__Records about charts and figures__
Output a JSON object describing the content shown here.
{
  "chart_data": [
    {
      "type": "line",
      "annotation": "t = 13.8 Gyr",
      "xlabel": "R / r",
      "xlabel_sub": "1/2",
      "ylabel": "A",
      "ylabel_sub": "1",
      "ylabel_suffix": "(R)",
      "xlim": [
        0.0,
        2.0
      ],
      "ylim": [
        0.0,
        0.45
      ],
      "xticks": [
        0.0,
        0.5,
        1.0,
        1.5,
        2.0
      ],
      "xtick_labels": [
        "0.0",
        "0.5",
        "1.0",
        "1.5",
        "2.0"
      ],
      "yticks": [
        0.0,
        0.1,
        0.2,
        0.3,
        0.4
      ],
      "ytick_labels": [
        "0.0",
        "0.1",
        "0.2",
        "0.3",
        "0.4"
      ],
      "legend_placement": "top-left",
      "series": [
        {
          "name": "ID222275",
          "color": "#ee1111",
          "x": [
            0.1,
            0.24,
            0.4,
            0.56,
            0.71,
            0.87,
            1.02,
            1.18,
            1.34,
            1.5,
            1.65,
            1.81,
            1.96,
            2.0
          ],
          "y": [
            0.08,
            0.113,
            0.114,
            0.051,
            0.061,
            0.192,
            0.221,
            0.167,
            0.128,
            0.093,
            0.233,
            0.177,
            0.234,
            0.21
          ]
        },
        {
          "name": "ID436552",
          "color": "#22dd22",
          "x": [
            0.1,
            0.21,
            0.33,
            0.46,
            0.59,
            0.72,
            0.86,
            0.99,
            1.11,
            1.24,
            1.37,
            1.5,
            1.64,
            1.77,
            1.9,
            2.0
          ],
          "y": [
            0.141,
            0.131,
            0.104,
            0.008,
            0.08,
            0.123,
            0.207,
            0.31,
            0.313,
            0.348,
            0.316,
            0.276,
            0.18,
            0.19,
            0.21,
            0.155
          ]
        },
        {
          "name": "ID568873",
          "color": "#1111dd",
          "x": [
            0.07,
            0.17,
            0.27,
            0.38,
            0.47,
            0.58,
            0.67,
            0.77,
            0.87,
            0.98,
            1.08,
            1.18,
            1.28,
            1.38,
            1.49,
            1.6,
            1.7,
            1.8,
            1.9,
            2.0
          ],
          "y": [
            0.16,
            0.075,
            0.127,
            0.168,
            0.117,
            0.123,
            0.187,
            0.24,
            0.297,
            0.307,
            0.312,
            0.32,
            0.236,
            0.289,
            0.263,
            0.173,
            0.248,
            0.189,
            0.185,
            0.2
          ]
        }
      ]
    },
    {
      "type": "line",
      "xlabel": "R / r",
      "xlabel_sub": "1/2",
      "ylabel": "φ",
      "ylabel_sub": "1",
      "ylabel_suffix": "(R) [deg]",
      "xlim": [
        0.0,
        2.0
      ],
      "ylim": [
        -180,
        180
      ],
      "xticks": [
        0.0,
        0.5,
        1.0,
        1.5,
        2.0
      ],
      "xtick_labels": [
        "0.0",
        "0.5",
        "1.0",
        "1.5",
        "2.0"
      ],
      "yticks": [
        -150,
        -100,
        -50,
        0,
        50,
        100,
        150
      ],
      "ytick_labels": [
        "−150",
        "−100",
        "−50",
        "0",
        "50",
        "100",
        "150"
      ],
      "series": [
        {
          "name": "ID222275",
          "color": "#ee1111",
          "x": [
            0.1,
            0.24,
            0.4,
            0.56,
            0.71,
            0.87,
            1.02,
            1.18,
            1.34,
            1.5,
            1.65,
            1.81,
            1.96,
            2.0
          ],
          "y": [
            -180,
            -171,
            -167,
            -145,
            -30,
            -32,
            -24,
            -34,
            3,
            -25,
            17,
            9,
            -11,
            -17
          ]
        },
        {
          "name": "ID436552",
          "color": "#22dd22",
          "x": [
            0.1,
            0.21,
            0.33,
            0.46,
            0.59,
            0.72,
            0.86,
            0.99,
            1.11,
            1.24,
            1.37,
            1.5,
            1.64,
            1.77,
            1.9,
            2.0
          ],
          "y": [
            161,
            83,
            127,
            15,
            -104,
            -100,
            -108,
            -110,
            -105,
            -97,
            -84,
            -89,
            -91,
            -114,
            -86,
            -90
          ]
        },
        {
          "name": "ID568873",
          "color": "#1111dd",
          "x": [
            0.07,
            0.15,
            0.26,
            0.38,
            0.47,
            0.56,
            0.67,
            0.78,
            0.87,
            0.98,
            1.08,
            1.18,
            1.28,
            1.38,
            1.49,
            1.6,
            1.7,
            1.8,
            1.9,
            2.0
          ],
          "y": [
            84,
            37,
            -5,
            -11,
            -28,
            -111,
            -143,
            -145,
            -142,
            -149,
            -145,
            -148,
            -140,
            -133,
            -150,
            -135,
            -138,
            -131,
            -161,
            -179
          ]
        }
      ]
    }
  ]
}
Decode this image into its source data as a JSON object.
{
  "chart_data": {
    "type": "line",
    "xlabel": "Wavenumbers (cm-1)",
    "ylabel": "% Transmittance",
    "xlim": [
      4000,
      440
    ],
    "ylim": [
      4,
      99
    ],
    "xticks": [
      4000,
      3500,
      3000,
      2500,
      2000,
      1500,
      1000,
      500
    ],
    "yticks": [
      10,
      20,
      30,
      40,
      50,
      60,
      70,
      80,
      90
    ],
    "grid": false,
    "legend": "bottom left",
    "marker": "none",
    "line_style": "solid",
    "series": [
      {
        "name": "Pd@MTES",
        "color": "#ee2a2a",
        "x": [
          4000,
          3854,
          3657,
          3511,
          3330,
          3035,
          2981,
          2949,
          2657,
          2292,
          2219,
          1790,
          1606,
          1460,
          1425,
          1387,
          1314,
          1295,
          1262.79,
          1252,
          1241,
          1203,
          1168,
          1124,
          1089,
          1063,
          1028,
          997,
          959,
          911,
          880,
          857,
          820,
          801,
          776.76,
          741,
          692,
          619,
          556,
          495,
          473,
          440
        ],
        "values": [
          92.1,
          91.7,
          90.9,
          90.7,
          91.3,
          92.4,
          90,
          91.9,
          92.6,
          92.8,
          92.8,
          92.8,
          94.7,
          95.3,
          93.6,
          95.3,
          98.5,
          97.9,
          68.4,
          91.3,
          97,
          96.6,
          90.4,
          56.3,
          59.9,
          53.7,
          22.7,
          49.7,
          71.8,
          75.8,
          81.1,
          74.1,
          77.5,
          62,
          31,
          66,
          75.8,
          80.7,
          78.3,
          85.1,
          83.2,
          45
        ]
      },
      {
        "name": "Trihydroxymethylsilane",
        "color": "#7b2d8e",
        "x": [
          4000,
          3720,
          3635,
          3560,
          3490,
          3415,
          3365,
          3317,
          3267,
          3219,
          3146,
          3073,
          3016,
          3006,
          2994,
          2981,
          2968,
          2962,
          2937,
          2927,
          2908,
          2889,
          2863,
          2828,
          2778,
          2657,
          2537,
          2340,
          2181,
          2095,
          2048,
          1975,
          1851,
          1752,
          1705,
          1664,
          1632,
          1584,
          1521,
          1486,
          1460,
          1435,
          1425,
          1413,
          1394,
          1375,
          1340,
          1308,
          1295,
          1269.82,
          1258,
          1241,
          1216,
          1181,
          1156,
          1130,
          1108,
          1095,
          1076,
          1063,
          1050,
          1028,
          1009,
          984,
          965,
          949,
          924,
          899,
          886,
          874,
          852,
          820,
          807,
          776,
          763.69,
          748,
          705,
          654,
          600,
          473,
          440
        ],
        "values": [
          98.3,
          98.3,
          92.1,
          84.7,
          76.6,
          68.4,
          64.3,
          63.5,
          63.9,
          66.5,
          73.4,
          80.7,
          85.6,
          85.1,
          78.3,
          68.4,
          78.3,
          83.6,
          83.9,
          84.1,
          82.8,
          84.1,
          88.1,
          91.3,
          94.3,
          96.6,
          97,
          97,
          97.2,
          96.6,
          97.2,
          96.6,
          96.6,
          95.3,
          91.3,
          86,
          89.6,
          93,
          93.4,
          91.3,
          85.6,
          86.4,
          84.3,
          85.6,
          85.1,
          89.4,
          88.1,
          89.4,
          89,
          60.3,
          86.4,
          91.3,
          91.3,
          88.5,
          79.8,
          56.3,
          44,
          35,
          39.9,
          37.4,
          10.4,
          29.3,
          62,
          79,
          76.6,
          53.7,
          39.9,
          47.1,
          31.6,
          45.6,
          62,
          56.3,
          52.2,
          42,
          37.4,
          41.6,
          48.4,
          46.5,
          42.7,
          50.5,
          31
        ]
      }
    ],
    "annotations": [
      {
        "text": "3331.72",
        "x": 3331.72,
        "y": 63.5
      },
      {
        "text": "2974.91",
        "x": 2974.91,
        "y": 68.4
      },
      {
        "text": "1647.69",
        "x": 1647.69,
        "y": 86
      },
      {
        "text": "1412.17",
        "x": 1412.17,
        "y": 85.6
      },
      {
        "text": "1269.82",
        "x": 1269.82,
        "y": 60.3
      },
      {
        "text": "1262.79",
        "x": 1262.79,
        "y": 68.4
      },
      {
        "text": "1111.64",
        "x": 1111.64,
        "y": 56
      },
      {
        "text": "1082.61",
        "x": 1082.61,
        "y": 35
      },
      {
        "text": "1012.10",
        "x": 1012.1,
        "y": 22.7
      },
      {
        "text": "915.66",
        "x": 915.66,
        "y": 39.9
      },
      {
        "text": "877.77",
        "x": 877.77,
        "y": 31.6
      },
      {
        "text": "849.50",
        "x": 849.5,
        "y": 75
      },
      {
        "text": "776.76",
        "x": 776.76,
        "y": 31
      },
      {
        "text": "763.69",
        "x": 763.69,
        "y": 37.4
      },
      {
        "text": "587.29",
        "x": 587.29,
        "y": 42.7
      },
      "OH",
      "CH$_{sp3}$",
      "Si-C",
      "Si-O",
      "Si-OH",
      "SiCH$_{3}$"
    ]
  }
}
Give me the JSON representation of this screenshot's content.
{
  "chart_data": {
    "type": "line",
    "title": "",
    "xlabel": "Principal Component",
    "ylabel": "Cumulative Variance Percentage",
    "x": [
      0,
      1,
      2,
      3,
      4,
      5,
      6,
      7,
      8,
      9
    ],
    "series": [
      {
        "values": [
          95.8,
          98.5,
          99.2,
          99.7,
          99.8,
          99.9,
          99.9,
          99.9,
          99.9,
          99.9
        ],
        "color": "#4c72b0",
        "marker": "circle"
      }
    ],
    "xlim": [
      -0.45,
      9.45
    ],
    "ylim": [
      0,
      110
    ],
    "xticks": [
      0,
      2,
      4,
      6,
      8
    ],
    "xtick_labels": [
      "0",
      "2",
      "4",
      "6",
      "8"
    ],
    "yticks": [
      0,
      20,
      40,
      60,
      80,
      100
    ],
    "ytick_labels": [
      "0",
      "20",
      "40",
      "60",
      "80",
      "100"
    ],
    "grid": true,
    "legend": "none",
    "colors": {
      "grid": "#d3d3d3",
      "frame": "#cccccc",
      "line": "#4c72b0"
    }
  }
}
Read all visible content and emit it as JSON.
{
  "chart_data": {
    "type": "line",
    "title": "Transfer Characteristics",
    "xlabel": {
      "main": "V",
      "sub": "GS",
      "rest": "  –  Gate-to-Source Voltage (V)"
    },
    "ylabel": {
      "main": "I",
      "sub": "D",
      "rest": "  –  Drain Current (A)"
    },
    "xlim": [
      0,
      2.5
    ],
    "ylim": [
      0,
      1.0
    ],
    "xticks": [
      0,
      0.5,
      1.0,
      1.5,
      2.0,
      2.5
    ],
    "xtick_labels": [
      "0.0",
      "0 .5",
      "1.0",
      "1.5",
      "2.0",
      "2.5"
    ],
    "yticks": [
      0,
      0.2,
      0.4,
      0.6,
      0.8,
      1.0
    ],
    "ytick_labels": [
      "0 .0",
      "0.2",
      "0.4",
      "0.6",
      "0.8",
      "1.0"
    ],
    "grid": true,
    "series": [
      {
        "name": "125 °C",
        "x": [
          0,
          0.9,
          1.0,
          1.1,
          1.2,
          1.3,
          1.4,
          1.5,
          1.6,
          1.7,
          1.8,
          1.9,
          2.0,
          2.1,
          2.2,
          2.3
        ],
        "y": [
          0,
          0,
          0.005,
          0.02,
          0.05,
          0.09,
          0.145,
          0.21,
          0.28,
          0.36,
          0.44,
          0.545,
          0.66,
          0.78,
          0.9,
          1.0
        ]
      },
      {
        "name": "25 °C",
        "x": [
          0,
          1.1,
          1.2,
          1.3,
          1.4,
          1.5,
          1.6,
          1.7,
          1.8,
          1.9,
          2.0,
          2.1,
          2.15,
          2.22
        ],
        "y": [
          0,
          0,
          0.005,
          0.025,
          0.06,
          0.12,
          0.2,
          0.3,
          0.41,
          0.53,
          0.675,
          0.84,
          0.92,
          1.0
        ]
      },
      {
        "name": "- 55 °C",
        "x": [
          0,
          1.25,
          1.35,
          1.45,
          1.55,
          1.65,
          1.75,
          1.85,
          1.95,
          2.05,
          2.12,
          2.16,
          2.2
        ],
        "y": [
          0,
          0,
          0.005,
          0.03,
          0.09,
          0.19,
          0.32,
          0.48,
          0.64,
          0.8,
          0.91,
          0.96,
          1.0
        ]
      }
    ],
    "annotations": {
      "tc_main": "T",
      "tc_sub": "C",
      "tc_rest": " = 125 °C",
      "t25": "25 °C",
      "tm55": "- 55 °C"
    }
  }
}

__Task details__
Each line holding "name" must be found and copied.

__Response to the exercise__
          "name": "ID222275",
          "name": "ID436552",
          "name": "ID568873",
          "name": "ID222275",
          "name": "ID436552",
          "name": "ID568873",
        "name": "Pd@MTES",
        "name": "Trihydroxymethylsilane",
        "name": "125 °C",
        "name": "25 °C",
        "name": "- 55 °C",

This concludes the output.